▶ **TASK DETAILS**: Which lines hold the word "items"? Show each of them.

+++ PROVIDED MATERIAL +++

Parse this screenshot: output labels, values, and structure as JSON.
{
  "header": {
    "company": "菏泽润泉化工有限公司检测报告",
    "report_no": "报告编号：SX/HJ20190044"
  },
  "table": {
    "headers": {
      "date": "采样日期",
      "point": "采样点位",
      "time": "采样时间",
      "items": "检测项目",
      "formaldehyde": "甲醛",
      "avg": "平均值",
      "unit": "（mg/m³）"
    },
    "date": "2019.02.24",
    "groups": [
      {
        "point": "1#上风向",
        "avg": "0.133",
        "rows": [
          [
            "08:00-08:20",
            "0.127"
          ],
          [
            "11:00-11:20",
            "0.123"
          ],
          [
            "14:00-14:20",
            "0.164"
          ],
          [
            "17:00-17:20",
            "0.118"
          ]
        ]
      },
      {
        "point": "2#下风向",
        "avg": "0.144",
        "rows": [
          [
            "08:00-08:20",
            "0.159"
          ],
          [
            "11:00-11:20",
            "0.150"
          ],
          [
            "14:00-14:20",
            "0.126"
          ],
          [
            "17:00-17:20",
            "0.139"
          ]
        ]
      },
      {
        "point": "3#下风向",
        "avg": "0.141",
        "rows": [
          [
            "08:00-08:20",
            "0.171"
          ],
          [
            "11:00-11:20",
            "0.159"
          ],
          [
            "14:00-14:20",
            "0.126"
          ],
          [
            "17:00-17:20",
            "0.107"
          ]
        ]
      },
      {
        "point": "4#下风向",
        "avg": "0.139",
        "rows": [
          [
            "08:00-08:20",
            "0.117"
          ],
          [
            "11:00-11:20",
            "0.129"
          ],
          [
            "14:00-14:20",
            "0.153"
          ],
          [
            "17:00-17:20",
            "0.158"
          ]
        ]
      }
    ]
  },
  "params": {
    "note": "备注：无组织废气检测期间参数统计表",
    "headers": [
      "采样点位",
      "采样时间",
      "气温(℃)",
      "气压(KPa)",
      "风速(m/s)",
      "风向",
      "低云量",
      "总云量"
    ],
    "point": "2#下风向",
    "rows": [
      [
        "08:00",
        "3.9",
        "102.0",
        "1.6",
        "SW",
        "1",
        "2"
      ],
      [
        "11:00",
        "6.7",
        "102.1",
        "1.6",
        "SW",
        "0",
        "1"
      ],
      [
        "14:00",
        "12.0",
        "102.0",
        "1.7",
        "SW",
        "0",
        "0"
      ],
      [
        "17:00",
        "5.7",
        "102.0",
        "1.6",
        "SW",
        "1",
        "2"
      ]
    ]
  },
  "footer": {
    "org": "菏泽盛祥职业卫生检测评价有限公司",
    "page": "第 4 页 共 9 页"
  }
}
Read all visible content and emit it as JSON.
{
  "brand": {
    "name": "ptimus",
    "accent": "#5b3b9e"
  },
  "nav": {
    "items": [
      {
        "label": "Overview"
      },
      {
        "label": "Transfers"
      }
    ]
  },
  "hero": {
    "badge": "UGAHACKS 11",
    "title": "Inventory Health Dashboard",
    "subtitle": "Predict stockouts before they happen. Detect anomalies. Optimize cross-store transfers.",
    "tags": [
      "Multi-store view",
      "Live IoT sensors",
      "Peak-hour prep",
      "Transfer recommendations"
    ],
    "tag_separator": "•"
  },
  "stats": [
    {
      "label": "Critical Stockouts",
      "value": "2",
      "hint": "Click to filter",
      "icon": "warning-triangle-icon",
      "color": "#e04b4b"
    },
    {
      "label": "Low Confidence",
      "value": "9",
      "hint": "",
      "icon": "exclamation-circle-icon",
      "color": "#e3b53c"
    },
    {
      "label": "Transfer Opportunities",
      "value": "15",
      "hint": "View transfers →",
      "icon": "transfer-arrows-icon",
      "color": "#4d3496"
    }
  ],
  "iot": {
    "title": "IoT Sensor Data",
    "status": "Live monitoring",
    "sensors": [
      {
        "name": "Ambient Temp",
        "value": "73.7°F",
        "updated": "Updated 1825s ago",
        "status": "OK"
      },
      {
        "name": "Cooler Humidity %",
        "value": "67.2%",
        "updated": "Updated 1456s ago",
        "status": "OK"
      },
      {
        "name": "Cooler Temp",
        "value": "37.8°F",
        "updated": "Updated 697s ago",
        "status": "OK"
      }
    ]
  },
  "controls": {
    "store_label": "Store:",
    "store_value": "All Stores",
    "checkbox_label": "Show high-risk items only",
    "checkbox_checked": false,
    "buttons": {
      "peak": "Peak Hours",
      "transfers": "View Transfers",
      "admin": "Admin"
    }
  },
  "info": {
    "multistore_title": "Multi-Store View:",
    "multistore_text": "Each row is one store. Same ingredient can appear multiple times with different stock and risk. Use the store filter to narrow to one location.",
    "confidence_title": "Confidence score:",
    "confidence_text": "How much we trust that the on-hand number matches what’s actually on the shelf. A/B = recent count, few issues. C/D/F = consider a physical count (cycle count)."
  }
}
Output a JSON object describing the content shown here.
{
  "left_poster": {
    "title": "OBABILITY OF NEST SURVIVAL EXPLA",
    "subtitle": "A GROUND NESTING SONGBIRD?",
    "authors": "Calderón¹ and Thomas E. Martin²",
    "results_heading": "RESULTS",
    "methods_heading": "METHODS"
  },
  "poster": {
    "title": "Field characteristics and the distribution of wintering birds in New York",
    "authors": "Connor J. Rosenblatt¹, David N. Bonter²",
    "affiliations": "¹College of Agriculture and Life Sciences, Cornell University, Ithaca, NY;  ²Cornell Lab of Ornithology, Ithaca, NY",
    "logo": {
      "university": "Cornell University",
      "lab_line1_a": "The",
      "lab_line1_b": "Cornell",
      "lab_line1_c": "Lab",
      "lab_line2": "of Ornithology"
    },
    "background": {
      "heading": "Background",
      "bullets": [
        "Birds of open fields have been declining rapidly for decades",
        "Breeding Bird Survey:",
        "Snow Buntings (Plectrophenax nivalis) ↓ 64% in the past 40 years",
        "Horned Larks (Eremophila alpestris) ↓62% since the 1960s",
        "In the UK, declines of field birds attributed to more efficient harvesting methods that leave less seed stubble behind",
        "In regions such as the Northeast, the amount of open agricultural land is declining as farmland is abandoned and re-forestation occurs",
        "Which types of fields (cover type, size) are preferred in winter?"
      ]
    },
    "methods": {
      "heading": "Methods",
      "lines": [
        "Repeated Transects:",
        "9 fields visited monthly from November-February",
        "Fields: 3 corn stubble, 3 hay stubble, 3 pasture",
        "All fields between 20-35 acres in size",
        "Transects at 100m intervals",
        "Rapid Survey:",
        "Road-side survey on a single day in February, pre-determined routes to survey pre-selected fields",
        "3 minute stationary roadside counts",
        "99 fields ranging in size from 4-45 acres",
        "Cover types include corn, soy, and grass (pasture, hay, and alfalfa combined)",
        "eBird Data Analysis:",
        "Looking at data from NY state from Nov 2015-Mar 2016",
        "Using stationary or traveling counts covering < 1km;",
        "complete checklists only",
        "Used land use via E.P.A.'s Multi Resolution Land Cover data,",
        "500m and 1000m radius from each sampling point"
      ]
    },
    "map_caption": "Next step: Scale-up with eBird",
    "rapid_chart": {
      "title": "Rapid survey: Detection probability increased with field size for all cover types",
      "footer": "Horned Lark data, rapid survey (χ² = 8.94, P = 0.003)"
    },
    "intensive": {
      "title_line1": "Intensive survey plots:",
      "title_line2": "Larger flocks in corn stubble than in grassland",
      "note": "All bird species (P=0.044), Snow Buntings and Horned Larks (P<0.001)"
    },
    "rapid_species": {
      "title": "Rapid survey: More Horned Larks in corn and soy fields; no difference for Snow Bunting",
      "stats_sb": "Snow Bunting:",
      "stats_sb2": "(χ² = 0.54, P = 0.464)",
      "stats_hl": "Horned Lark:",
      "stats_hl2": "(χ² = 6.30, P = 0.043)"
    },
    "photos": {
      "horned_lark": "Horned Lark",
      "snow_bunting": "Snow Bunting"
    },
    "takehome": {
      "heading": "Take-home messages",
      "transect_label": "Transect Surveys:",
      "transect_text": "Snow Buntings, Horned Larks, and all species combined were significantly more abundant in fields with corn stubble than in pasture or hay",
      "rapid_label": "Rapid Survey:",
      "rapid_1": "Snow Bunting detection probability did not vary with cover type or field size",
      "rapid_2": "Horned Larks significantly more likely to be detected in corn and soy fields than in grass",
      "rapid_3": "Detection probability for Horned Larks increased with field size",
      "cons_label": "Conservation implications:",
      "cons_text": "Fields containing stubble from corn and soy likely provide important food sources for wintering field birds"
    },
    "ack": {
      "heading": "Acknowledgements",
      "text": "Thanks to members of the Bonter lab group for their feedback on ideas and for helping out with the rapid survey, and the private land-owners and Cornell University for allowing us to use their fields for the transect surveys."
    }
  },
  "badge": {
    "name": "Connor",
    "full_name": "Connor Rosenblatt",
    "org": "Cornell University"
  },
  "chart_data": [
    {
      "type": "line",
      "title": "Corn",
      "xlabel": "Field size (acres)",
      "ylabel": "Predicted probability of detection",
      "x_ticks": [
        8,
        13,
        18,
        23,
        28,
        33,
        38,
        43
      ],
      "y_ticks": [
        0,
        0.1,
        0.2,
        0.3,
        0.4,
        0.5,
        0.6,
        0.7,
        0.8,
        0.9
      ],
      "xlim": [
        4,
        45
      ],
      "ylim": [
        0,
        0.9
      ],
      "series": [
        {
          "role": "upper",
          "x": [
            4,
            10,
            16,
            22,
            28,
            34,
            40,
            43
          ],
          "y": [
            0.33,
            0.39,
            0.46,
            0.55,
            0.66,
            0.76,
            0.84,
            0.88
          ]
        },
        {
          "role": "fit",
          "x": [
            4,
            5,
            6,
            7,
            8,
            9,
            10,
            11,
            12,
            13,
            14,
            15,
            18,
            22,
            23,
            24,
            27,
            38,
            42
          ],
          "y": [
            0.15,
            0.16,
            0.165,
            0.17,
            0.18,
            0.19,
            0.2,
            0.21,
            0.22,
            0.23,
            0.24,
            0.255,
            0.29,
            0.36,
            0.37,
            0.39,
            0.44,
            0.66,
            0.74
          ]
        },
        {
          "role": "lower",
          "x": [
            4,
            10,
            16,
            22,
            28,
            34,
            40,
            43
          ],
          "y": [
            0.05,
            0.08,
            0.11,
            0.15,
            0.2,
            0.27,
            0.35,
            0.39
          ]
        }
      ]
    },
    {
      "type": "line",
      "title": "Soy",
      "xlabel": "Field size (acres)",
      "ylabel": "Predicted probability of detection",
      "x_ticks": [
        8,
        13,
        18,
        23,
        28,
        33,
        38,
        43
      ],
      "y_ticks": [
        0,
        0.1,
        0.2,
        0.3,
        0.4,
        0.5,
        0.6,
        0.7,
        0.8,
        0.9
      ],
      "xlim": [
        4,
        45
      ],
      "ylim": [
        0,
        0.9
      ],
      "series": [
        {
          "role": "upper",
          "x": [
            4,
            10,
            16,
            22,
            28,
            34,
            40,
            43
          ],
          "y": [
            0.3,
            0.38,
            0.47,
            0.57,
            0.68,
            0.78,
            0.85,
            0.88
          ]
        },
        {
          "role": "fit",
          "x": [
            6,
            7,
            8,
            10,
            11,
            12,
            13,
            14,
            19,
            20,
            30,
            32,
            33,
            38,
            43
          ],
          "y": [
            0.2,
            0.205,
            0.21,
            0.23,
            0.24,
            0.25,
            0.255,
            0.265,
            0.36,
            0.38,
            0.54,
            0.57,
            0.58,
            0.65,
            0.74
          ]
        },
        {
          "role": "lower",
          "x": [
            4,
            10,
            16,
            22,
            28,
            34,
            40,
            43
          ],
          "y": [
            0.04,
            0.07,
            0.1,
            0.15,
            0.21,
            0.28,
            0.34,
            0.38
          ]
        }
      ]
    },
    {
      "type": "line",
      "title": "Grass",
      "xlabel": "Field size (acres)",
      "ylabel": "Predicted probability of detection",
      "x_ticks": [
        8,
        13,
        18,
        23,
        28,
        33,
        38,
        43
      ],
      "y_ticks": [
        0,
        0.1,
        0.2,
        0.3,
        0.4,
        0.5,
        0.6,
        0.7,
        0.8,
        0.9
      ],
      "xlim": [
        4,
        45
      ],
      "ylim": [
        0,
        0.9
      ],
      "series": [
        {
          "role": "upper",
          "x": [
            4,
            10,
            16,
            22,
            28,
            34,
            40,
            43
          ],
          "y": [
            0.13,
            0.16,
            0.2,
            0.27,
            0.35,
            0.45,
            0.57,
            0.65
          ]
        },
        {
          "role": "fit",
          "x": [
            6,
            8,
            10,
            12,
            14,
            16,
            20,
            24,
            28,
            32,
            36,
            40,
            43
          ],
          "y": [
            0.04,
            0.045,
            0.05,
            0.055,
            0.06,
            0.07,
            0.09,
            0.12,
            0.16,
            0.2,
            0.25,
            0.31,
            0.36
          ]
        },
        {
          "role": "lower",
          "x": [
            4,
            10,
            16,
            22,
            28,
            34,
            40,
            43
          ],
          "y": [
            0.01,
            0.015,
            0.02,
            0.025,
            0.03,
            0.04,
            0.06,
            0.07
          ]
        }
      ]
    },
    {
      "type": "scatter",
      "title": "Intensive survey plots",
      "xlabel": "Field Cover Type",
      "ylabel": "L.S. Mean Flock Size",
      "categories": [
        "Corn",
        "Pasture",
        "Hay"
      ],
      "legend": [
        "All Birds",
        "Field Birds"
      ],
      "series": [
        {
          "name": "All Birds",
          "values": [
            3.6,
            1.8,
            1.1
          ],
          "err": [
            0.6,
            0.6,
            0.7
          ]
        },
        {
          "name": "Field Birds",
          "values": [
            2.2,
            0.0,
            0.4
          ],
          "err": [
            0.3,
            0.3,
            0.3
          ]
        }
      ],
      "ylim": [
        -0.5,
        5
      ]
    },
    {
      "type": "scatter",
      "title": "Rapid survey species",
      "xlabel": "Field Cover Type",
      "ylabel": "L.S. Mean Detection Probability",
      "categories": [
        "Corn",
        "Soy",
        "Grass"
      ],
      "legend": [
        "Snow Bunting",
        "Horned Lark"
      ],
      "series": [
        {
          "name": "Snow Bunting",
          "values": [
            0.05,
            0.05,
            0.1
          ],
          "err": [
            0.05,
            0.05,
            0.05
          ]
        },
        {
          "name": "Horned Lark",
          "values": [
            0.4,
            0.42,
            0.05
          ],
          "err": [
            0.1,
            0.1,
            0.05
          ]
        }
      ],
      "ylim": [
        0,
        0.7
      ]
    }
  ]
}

+++

▶ **WRITTEN SOLUTION**:
      "items": "检测项目",
    "items": [
    "checkbox_label": "Show high-risk items only",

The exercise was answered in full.